#### What is being asked
Put every line of the rows below into a JSON list of strings, one string per line, skipping blank lines.

— START OF Given records —

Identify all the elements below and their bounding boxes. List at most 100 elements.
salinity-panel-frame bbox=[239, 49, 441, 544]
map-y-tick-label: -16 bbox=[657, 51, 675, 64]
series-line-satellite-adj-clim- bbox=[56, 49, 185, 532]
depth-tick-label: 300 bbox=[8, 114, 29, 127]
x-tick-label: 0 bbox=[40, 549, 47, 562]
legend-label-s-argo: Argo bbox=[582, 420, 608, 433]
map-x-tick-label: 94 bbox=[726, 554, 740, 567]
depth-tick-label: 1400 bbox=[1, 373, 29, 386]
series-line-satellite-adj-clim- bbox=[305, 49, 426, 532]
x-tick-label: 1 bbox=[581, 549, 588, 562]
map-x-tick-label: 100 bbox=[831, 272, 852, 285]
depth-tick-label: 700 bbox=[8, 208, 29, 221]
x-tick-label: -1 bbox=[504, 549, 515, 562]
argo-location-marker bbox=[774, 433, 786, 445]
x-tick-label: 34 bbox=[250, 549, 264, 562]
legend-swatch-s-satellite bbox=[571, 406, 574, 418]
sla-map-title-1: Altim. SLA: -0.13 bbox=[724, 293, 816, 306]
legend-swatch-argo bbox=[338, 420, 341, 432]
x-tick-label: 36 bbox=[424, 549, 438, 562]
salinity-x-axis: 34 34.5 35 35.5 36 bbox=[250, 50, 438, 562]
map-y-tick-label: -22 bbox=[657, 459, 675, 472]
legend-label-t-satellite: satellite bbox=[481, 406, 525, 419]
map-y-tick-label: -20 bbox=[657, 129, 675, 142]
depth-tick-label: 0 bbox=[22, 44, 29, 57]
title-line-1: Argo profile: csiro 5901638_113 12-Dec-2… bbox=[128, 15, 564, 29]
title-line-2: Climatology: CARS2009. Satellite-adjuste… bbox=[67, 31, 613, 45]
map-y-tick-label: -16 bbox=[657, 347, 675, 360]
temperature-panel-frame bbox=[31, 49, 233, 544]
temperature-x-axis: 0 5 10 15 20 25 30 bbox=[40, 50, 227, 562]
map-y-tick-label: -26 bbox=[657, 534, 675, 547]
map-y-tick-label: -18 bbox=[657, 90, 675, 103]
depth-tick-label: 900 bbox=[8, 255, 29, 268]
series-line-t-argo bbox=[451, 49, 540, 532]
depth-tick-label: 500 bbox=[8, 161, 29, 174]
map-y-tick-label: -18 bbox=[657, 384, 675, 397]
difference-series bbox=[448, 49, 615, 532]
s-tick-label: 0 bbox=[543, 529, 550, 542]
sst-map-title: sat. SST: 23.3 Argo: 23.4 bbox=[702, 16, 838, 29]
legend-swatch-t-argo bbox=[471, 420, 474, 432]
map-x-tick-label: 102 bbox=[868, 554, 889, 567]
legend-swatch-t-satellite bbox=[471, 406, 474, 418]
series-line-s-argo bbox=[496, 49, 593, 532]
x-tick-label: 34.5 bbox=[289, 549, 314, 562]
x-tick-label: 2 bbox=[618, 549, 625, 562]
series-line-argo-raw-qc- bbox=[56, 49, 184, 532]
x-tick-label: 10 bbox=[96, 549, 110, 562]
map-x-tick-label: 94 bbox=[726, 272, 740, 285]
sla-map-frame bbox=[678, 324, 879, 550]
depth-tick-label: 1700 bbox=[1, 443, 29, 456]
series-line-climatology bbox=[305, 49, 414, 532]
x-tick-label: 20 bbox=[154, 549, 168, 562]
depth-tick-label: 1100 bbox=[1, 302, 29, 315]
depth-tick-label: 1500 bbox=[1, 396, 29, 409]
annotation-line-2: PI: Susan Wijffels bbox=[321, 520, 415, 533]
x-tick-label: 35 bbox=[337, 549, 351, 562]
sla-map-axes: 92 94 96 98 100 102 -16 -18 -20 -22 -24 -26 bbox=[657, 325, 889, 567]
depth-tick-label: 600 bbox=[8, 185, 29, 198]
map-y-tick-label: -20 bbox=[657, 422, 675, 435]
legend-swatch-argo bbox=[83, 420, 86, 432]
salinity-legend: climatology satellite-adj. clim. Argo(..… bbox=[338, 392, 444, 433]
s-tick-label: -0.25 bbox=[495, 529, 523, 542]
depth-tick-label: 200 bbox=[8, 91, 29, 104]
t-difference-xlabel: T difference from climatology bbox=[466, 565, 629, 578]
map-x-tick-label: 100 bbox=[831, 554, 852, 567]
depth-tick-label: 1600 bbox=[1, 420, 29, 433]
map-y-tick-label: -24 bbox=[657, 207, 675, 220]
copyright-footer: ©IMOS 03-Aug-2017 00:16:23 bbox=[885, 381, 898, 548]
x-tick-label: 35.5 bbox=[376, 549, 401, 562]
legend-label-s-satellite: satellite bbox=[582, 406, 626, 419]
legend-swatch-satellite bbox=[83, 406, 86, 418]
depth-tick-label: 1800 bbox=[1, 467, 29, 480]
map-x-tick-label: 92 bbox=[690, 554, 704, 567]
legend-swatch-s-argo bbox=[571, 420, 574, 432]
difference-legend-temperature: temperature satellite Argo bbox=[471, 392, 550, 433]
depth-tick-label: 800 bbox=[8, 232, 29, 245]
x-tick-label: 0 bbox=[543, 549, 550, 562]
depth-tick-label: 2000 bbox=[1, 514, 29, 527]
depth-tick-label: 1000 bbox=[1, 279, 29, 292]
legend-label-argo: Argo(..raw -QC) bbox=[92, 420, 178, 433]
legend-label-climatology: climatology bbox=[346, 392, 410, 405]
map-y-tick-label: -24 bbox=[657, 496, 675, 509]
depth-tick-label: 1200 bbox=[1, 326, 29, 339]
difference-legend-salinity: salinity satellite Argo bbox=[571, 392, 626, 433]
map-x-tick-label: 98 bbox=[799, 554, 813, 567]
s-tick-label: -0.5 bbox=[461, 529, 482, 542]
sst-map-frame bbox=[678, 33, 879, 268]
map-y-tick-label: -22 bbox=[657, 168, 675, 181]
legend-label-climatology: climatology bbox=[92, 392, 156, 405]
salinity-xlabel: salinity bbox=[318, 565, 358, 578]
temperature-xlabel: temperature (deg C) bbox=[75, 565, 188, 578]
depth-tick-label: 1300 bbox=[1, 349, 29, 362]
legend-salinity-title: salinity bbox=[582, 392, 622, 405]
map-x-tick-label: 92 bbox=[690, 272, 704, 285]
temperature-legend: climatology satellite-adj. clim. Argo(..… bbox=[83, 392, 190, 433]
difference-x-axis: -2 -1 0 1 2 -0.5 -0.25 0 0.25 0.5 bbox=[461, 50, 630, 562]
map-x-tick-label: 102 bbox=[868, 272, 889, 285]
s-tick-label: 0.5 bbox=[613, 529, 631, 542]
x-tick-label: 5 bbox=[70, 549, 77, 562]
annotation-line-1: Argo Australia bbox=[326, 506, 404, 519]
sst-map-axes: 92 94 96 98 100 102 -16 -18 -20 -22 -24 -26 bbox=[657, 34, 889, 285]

— END OF Given records —

#### Task output
[
  "Identify all the elements below and their bounding boxes. List at most 100 elements.",
  "salinity-panel-frame bbox=[239, 49, 441, 544]",
  "map-y-tick-label: -16 bbox=[657, 51, 675, 64]",
  "series-line-satellite-adj-clim- bbox=[56, 49, 185, 532]",
  "depth-tick-label: 300 bbox=[8, 114, 29, 127]",
  "x-tick-label: 0 bbox=[40, 549, 47, 562]",
  "legend-label-s-argo: Argo bbox=[582, 420, 608, 433]",
  "map-x-tick-label: 94 bbox=[726, 554, 740, 567]",
  "depth-tick-label: 1400 bbox=[1, 373, 29, 386]",
  "series-line-satellite-adj-clim- bbox=[305, 49, 426, 532]",
  "x-tick-label: 1 bbox=[581, 549, 588, 562]",
  "map-x-tick-label: 100 bbox=[831, 272, 852, 285]",
  "depth-tick-label: 700 bbox=[8, 208, 29, 221]",
  "x-tick-label: -1 bbox=[504, 549, 515, 562]",
  "argo-location-marker bbox=[774, 433, 786, 445]",
  "x-tick-label: 34 bbox=[250, 549, 264, 562]",
  "legend-swatch-s-satellite bbox=[571, 406, 574, 418]",
  "sla-map-title-1: Altim. SLA: -0.13 bbox=[724, 293, 816, 306]",
  "legend-swatch-argo bbox=[338, 420, 341, 432]",
  "x-tick-label: 36 bbox=[424, 549, 438, 562]",
  "salinity-x-axis: 34 34.5 35 35.5 36 bbox=[250, 50, 438, 562]",
  "map-y-tick-label: -22 bbox=[657, 459, 675, 472]",
  "legend-label-t-satellite: satellite bbox=[481, 406, 525, 419]",
  "map-y-tick-label: -20 bbox=[657, 129, 675, 142]",
  "depth-tick-label: 0 bbox=[22, 44, 29, 57]",
  "title-line-1: Argo profile: csiro 5901638_113 12-Dec-2… bbox=[128, 15, 564, 29]",
  "title-line-2: Climatology: CARS2009. Satellite-adjuste… bbox=[67, 31, 613, 45]",
  "map-y-tick-label: -16 bbox=[657, 347, 675, 360]",
  "temperature-panel-frame bbox=[31, 49, 233, 544]",
  "temperature-x-axis: 0 5 10 15 20 25 30 bbox=[40, 50, 227, 562]",
  "map-y-tick-label: -26 bbox=[657, 534, 675, 547]",
  "map-y-tick-label: -18 bbox=[657, 90, 675, 103]",
  "depth-tick-label: 900 bbox=[8, 255, 29, 268]",
  "series-line-t-argo bbox=[451, 49, 540, 532]",
  "depth-tick-label: 500 bbox=[8, 161, 29, 174]",
  "map-y-tick-label: -18 bbox=[657, 384, 675, 397]",
  "difference-series bbox=[448, 49, 615, 532]",
  "s-tick-label: 0 bbox=[543, 529, 550, 542]",
  "sst-map-title: sat. SST: 23.3 Argo: 23.4 bbox=[702, 16, 838, 29]",
  "legend-swatch-t-argo bbox=[471, 420, 474, 432]",
  "map-x-tick-label: 102 bbox=[868, 554, 889, 567]",
  "legend-swatch-t-satellite bbox=[471, 406, 474, 418]",
  "series-line-s-argo bbox=[496, 49, 593, 532]",
  "x-tick-label: 34.5 bbox=[289, 549, 314, 562]",
  "x-tick-label: 2 bbox=[618, 549, 625, 562]",
  "series-line-argo-raw-qc- bbox=[56, 49, 184, 532]",
  "x-tick-label: 10 bbox=[96, 549, 110, 562]",
  "map-x-tick-label: 94 bbox=[726, 272, 740, 285]",
  "sla-map-frame bbox=[678, 324, 879, 550]",
  "depth-tick-label: 1700 bbox=[1, 443, 29, 456]",
  "series-line-climatology bbox=[305, 49, 414, 532]",
  "x-tick-label: 20 bbox=[154, 549, 168, 562]",
  "depth-tick-label: 1100 bbox=[1, 302, 29, 315]",
  "depth-tick-label: 1500 bbox=[1, 396, 29, 409]",
  "annotation-line-2: PI: Susan Wijffels bbox=[321, 520, 415, 533]",
  "x-tick-label: 35 bbox=[337, 549, 351, 562]",
  "sla-map-axes: 92 94 96 98 100 102 -16 -18 -20 -22 -24 -26 bbox=[657, 325, 889, 567]",
  "depth-tick-label: 600 bbox=[8, 185, 29, 198]",
  "map-y-tick-label: -20 bbox=[657, 422, 675, 435]",
  "legend-swatch-argo bbox=[83, 420, 86, 432]",
  "salinity-legend: climatology satellite-adj. clim. Argo(..… bbox=[338, 392, 444, 433]",
  "s-tick-label: -0.25 bbox=[495, 529, 523, 542]",
  "depth-tick-label: 200 bbox=[8, 91, 29, 104]",
  "t-difference-xlabel: T difference from climatology bbox=[466, 565, 629, 578]",
  "map-x-tick-label: 100 bbox=[831, 554, 852, 567]",
  "depth-tick-label: 1600 bbox=[1, 420, 29, 433]",
  "map-y-tick-label: -24 bbox=[657, 207, 675, 220]",
  "copyright-footer: ©IMOS 03-Aug-2017 00:16:23 bbox=[885, 381, 898, 548]",
  "x-tick-label: 35.5 bbox=[376, 549, 401, 562]",
  "legend-label-s-satellite: satellite bbox=[582, 406, 626, 419]",
  "legend-swatch-satellite bbox=[83, 406, 86, 418]",
  "depth-tick-label: 1800 bbox=[1, 467, 29, 480]",
  "map-x-tick-label: 92 bbox=[690, 554, 704, 567]",
  "legend-swatch-s-argo bbox=[571, 420, 574, 432]",
  "difference-legend-temperature: temperature satellite Argo bbox=[471, 392, 550, 433]",
  "depth-tick-label: 800 bbox=[8, 232, 29, 245]",
  "x-tick-label: 0 bbox=[543, 549, 550, 562]",
  "depth-tick-label: 2000 bbox=[1, 514, 29, 527]",
  "depth-tick-label: 1000 bbox=[1, 279, 29, 292]",
  "legend-label-argo: Argo(..raw -QC) bbox=[92, 420, 178, 433]",
  "legend-label-climatology: climatology bbox=[346, 392, 410, 405]",
  "map-y-tick-label: -24 bbox=[657, 496, 675, 509]",
  "depth-tick-label: 1200 bbox=[1, 326, 29, 339]",
  "difference-legend-salinity: salinity satellite Argo bbox=[571, 392, 626, 433]",
  "map-x-tick-label: 98 bbox=[799, 554, 813, 567]",
  "s-tick-label: -0.5 bbox=[461, 529, 482, 542]",
  "sst-map-frame bbox=[678, 33, 879, 268]",
  "map-y-tick-label: -22 bbox=[657, 168, 675, 181]",
  "legend-label-climatology: climatology bbox=[92, 392, 156, 405]",
  "salinity-xlabel: salinity bbox=[318, 565, 358, 578]",
  "temperature-xlabel: temperature (deg C) bbox=[75, 565, 188, 578]",
  "depth-tick-label: 1300 bbox=[1, 349, 29, 362]",
  "legend-salinity-title: salinity bbox=[582, 392, 622, 405]",
  "map-x-tick-label: 92 bbox=[690, 272, 704, 285]",
  "temperature-legend: climatology satellite-adj. clim. Argo(..… bbox=[83, 392, 190, 433]",
  "difference-x-axis: -2 -1 0 1 2 -0.5 -0.25 0 0.25 0.5 bbox=[461, 50, 630, 562]",
  "map-x-tick-label: 102 bbox=[868, 272, 889, 285]",
  "s-tick-label: 0.5 bbox=[613, 529, 631, 542]",
  "x-tick-label: 5 bbox=[70, 549, 77, 562]",
  "annotation-line-1: Argo Australia bbox=[326, 506, 404, 519]",
  "sst-map-axes: 92 94 96 98 100 102 -16 -18 -20 -22 -24 -26 bbox=[657, 34, 889, 285]"
]